Saved data entries:

** start **

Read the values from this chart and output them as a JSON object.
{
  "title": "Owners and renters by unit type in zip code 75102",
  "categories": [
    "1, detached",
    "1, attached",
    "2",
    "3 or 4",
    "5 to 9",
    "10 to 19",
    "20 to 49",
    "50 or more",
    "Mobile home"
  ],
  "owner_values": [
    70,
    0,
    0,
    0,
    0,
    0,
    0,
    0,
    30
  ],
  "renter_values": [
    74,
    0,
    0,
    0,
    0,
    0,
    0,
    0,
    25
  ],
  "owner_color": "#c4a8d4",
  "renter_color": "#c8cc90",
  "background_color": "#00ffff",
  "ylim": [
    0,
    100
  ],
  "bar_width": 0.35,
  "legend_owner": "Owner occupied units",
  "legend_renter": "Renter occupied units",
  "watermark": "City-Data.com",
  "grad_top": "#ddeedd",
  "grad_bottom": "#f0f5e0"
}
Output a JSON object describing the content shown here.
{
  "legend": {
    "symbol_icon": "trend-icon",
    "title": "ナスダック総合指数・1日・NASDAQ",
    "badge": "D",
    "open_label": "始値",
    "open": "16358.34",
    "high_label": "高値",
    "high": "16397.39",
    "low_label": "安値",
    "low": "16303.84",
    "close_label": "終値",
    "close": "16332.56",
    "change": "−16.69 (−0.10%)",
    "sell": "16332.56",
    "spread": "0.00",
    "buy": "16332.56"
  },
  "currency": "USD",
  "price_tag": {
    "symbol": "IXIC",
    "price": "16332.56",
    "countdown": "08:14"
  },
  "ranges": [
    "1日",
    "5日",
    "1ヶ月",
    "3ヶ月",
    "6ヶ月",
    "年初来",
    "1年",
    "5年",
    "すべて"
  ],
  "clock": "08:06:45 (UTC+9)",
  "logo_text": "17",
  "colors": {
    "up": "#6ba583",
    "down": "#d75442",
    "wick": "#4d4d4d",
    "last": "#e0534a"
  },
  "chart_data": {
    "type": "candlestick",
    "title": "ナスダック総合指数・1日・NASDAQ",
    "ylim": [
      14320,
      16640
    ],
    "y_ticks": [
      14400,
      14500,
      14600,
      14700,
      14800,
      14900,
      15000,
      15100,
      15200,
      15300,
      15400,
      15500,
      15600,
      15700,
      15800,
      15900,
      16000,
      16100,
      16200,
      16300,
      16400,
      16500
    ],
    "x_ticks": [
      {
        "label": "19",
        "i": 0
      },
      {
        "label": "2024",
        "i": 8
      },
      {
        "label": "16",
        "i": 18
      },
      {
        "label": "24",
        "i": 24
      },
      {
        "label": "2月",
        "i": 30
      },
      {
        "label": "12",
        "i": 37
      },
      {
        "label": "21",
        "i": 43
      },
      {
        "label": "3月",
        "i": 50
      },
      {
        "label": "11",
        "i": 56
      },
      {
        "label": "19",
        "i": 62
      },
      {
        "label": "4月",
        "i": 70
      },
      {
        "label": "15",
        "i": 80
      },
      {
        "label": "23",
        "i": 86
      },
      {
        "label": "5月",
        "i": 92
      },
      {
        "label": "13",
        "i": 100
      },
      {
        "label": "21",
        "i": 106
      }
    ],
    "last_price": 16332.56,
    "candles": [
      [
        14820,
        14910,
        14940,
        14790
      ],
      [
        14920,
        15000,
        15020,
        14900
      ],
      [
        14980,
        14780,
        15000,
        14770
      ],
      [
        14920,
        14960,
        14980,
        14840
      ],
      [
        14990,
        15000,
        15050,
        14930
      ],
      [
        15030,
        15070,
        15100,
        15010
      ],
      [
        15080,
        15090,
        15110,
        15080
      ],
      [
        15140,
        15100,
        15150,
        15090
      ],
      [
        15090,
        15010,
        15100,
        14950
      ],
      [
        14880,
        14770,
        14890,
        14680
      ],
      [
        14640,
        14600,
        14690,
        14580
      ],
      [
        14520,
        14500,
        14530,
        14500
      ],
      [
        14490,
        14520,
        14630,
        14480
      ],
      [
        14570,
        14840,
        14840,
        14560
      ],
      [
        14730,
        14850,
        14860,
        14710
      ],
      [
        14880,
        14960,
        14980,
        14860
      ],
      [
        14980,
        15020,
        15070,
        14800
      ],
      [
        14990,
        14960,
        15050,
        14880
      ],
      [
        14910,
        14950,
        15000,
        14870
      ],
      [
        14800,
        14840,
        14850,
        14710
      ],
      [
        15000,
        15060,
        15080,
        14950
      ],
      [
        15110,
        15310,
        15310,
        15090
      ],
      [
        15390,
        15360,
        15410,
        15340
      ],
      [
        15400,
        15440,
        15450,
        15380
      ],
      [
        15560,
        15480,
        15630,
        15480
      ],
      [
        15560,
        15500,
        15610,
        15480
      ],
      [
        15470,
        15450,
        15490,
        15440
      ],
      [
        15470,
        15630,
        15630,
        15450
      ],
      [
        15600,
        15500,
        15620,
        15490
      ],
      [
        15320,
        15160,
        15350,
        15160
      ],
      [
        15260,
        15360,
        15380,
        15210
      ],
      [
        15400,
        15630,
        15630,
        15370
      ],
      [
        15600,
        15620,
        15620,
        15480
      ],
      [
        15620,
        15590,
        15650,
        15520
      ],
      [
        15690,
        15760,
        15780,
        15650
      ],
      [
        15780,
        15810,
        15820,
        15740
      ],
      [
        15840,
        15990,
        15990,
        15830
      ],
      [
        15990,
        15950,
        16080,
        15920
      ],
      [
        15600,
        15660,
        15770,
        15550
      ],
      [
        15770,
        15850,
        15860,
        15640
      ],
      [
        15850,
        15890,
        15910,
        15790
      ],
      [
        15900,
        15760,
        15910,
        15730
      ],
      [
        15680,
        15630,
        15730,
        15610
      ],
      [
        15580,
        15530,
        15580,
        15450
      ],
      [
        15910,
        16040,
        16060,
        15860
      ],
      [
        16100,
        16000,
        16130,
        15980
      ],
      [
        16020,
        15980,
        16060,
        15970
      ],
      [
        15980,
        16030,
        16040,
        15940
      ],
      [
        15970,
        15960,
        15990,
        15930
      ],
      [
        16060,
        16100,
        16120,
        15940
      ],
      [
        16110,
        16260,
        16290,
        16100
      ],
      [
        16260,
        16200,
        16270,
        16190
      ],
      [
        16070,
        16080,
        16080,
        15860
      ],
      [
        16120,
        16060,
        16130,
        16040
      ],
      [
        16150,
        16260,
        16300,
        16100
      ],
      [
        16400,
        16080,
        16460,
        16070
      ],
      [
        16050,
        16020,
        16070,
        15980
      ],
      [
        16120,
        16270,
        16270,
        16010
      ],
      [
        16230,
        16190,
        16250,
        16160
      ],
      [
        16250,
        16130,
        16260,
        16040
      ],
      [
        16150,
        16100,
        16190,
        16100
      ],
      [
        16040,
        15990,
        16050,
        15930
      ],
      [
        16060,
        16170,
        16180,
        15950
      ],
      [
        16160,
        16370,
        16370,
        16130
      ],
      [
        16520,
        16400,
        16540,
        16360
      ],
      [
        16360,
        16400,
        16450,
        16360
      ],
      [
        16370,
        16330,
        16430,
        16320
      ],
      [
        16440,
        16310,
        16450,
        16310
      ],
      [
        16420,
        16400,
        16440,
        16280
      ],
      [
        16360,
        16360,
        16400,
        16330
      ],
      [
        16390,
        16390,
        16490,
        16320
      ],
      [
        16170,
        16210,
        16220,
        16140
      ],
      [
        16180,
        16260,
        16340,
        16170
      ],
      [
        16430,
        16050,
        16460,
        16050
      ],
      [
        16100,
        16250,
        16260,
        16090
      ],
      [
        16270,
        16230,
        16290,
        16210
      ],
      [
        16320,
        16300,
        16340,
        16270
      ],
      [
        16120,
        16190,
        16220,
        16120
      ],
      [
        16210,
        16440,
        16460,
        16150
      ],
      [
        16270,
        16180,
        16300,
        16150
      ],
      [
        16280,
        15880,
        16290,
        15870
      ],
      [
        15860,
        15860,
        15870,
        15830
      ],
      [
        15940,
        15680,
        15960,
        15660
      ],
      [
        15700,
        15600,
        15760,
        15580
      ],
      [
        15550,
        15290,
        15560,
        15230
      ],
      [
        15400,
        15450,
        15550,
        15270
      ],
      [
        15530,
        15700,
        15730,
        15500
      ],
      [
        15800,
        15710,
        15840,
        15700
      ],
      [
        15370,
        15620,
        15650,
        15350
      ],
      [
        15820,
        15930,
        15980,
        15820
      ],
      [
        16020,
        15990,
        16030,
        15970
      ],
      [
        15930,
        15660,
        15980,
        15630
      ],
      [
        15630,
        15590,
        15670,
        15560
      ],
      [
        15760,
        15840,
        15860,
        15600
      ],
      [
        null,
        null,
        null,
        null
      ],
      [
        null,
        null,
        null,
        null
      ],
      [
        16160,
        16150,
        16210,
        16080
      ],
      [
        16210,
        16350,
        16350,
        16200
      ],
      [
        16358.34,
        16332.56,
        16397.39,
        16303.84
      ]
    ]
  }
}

** end **

SET TASK: Go through the records and show every line with the string "object" in it.

ANSWER TO THIS TASK:
Read the values from this chart and output them as a JSON object.
Output a JSON object describing the content shown here.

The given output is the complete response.